Collected data
########################################

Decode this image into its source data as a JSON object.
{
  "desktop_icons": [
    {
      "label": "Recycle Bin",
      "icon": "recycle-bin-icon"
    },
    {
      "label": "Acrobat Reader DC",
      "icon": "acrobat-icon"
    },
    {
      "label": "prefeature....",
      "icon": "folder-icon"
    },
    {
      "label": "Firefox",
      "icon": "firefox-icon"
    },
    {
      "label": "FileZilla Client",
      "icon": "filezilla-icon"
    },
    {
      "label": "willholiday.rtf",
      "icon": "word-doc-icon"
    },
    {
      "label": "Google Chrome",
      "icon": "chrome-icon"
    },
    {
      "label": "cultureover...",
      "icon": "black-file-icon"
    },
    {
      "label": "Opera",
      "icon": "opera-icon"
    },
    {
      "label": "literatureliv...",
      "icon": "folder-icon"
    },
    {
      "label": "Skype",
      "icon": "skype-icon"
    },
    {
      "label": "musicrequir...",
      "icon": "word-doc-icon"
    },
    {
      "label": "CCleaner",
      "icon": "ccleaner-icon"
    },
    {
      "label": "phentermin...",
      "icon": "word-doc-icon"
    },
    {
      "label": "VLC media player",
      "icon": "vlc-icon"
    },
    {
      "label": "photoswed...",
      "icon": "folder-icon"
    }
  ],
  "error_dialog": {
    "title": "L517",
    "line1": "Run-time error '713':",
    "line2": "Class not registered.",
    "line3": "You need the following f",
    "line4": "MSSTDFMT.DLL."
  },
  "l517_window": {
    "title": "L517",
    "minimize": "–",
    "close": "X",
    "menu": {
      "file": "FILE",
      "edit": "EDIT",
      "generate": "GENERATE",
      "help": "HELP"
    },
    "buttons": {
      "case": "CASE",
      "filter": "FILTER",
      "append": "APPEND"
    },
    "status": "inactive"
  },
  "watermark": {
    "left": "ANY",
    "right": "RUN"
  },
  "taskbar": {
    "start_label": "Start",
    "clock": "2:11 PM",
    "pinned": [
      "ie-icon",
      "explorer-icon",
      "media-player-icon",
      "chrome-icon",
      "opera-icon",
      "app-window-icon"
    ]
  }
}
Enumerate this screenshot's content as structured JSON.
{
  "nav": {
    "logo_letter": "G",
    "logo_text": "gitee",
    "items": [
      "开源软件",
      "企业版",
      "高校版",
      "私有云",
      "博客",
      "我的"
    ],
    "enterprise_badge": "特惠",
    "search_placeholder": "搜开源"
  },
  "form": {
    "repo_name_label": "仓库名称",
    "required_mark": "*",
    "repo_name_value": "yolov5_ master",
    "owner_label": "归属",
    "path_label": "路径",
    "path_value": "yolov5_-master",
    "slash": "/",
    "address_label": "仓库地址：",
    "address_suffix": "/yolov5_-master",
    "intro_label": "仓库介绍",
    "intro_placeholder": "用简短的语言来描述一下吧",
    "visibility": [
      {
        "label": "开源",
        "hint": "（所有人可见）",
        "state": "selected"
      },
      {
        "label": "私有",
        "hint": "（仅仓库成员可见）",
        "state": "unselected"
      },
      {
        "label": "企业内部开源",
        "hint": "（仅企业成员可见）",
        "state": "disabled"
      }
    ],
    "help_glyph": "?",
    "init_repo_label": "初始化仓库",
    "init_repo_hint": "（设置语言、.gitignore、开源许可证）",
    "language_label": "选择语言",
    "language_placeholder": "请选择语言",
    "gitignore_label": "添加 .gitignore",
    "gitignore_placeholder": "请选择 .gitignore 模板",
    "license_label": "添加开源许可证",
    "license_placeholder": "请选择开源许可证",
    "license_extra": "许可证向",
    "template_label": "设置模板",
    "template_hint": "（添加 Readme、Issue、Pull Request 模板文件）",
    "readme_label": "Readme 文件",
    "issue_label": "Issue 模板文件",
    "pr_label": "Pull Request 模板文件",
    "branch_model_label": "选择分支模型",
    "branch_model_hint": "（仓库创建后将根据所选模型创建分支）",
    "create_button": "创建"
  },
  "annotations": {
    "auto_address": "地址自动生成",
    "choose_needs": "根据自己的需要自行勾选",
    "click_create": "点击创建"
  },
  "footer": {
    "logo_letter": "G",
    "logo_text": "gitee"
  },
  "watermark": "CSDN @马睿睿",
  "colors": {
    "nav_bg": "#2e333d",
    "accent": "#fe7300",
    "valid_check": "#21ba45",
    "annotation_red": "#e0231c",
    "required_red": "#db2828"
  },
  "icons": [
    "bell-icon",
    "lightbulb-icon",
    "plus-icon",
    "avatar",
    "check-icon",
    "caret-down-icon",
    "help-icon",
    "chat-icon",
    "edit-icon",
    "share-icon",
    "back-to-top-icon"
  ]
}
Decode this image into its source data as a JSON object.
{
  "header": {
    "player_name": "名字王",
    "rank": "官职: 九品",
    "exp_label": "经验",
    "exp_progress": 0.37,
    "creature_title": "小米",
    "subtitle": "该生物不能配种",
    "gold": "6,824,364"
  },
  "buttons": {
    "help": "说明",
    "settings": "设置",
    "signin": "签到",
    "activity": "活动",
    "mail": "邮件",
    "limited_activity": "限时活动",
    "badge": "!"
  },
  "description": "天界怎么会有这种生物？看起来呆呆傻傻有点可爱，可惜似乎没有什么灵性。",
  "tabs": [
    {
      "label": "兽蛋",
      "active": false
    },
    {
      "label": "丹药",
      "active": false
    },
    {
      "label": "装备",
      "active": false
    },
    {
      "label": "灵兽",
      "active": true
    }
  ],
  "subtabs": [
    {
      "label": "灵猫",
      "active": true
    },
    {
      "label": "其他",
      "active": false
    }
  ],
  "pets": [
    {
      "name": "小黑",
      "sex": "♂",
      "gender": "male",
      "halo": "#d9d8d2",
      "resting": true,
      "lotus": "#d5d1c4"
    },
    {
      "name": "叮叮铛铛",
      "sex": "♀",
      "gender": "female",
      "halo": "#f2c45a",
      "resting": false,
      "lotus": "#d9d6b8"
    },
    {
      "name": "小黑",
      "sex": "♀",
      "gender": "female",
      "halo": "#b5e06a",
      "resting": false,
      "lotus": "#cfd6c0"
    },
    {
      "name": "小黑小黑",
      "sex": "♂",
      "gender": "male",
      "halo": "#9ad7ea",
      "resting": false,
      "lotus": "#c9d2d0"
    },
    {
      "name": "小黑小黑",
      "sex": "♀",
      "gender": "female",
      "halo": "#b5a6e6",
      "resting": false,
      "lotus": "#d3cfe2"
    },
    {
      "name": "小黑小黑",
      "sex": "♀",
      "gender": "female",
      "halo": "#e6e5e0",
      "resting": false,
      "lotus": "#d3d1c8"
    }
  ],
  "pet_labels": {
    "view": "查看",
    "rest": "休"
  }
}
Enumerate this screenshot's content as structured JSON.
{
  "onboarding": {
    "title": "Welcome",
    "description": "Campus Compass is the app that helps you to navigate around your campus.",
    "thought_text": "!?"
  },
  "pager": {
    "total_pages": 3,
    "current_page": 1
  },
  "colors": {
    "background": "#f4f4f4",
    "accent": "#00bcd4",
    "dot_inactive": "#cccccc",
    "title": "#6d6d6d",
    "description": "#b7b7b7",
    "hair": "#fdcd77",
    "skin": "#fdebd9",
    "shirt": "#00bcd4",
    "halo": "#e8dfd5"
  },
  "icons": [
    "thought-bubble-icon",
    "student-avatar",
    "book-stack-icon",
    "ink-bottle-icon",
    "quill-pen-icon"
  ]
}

########################################

## [Stated goal]
Nothing in the data may differ; print all of it exactly as written.

## [Problem solution]
Decode this image into its source data as a JSON object.
{
  "desktop_icons": [
    {
      "label": "Recycle Bin",
      "icon": "recycle-bin-icon"
    },
    {
      "label": "Acrobat Reader DC",
      "icon": "acrobat-icon"
    },
    {
      "label": "prefeature....",
      "icon": "folder-icon"
    },
    {
      "label": "Firefox",
      "icon": "firefox-icon"
    },
    {
      "label": "FileZilla Client",
      "icon": "filezilla-icon"
    },
    {
      "label": "willholiday.rtf",
      "icon": "word-doc-icon"
    },
    {
      "label": "Google Chrome",
      "icon": "chrome-icon"
    },
    {
      "label": "cultureover...",
      "icon": "black-file-icon"
    },
    {
      "label": "Opera",
      "icon": "opera-icon"
    },
    {
      "label": "literatureliv...",
      "icon": "folder-icon"
    },
    {
      "label": "Skype",
      "icon": "skype-icon"
    },
    {
      "label": "musicrequir...",
      "icon": "word-doc-icon"
    },
    {
      "label": "CCleaner",
      "icon": "ccleaner-icon"
    },
    {
      "label": "phentermin...",
      "icon": "word-doc-icon"
    },
    {
      "label": "VLC media player",
      "icon": "vlc-icon"
    },
    {
      "label": "photoswed...",
      "icon": "folder-icon"
    }
  ],
  "error_dialog": {
    "title": "L517",
    "line1": "Run-time error '713':",
    "line2": "Class not registered.",
    "line3": "You need the following f",
    "line4": "MSSTDFMT.DLL."
  },
  "l517_window": {
    "title": "L517",
    "minimize": "–",
    "close": "X",
    "menu": {
      "file": "FILE",
      "edit": "EDIT",
      "generate": "GENERATE",
      "help": "HELP"
    },
    "buttons": {
      "case": "CASE",
      "filter": "FILTER",
      "append": "APPEND"
    },
    "status": "inactive"
  },
  "watermark": {
    "left": "ANY",
    "right": "RUN"
  },
  "taskbar": {
    "start_label": "Start",
    "clock": "2:11 PM",
    "pinned": [
      "ie-icon",
      "explorer-icon",
      "media-player-icon",
      "chrome-icon",
      "opera-icon",
      "app-window-icon"
    ]
  }
}
Enumerate this screenshot's content as structured JSON.
{
  "nav": {
    "logo_letter": "G",
    "logo_text": "gitee",
    "items": [
      "开源软件",
      "企业版",
      "高校版",
      "私有云",
      "博客",
      "我的"
    ],
    "enterprise_badge": "特惠",
    "search_placeholder": "搜开源"
  },
  "form": {
    "repo_name_label": "仓库名称",
    "required_mark": "*",
    "repo_name_value": "yolov5_ master",
    "owner_label": "归属",
    "path_label": "路径",
    "path_value": "yolov5_-master",
    "slash": "/",
    "address_label": "仓库地址：",
    "address_suffix": "/yolov5_-master",
    "intro_label": "仓库介绍",
    "intro_placeholder": "用简短的语言来描述一下吧",
    "visibility": [
      {
        "label": "开源",
        "hint": "（所有人可见）",
        "state": "selected"
      },
      {
        "label": "私有",
        "hint": "（仅仓库成员可见）",
        "state": "unselected"
      },
      {
        "label": "企业内部开源",
        "hint": "（仅企业成员可见）",
        "state": "disabled"
      }
    ],
    "help_glyph": "?",
    "init_repo_label": "初始化仓库",
    "init_repo_hint": "（设置语言、.gitignore、开源许可证）",
    "language_label": "选择语言",
    "language_placeholder": "请选择语言",
    "gitignore_label": "添加 .gitignore",
    "gitignore_placeholder": "请选择 .gitignore 模板",
    "license_label": "添加开源许可证",
    "license_placeholder": "请选择开源许可证",
    "license_extra": "许可证向",
    "template_label": "设置模板",
    "template_hint": "（添加 Readme、Issue、Pull Request 模板文件）",
    "readme_label": "Readme 文件",
    "issue_label": "Issue 模板文件",
    "pr_label": "Pull Request 模板文件",
    "branch_model_label": "选择分支模型",
    "branch_model_hint": "（仓库创建后将根据所选模型创建分支）",
    "create_button": "创建"
  },
  "annotations": {
    "auto_address": "地址自动生成",
    "choose_needs": "根据自己的需要自行勾选",
    "click_create": "点击创建"
  },
  "footer": {
    "logo_letter": "G",
    "logo_text": "gitee"
  },
  "watermark": "CSDN @马睿睿",
  "colors": {
    "nav_bg": "#2e333d",
    "accent": "#fe7300",
    "valid_check": "#21ba45",
    "annotation_red": "#e0231c",
    "required_red": "#db2828"
  },
  "icons": [
    "bell-icon",
    "lightbulb-icon",
    "plus-icon",
    "avatar",
    "check-icon",
    "caret-down-icon",
    "help-icon",
    "chat-icon",
    "edit-icon",
    "share-icon",
    "back-to-top-icon"
  ]
}
Decode this image into its source data as a JSON object.
{
  "header": {
    "player_name": "名字王",
    "rank": "官职: 九品",
    "exp_label": "经验",
    "exp_progress": 0.37,
    "creature_title": "小米",
    "subtitle": "该生物不能配种",
    "gold": "6,824,364"
  },
  "buttons": {
    "help": "说明",
    "settings": "设置",
    "signin": "签到",
    "activity": "活动",
    "mail": "邮件",
    "limited_activity": "限时活动",
    "badge": "!"
  },
  "description": "天界怎么会有这种生物？看起来呆呆傻傻有点可爱，可惜似乎没有什么灵性。",
  "tabs": [
    {
      "label": "兽蛋",
      "active": false
    },
    {
      "label": "丹药",
      "active": false
    },
    {
      "label": "装备",
      "active": false
    },
    {
      "label": "灵兽",
      "active": true
    }
  ],
  "subtabs": [
    {
      "label": "灵猫",
      "active": true
    },
    {
      "label": "其他",
      "active": false
    }
  ],
  "pets": [
    {
      "name": "小黑",
      "sex": "♂",
      "gender": "male",
      "halo": "#d9d8d2",
      "resting": true,
      "lotus": "#d5d1c4"
    },
    {
      "name": "叮叮铛铛",
      "sex": "♀",
      "gender": "female",
      "halo": "#f2c45a",
      "resting": false,
      "lotus": "#d9d6b8"
    },
    {
      "name": "小黑",
      "sex": "♀",
      "gender": "female",
      "halo": "#b5e06a",
      "resting": false,
      "lotus": "#cfd6c0"
    },
    {
      "name": "小黑小黑",
      "sex": "♂",
      "gender": "male",
      "halo": "#9ad7ea",
      "resting": false,
      "lotus": "#c9d2d0"
    },
    {
      "name": "小黑小黑",
      "sex": "♀",
      "gender": "female",
      "halo": "#b5a6e6",
      "resting": false,
      "lotus": "#d3cfe2"
    },
    {
      "name": "小黑小黑",
      "sex": "♀",
      "gender": "female",
      "halo": "#e6e5e0",
      "resting": false,
      "lotus": "#d3d1c8"
    }
  ],
  "pet_labels": {
    "view": "查看",
    "rest": "休"
  }
}
Enumerate this screenshot's content as structured JSON.
{
  "onboarding": {
    "title": "Welcome",
    "description": "Campus Compass is the app that helps you to navigate around your campus.",
    "thought_text": "!?"
  },
  "pager": {
    "total_pages": 3,
    "current_page": 1
  },
  "colors": {
    "background": "#f4f4f4",
    "accent": "#00bcd4",
    "dot_inactive": "#cccccc",
    "title": "#6d6d6d",
    "description": "#b7b7b7",
    "hair": "#fdcd77",
    "skin": "#fdebd9",
    "shirt": "#00bcd4",
    "halo": "#e8dfd5"
  },
  "icons": [
    "thought-bubble-icon",
    "student-avatar",
    "book-stack-icon",
    "ink-bottle-icon",
    "quill-pen-icon"
  ]
}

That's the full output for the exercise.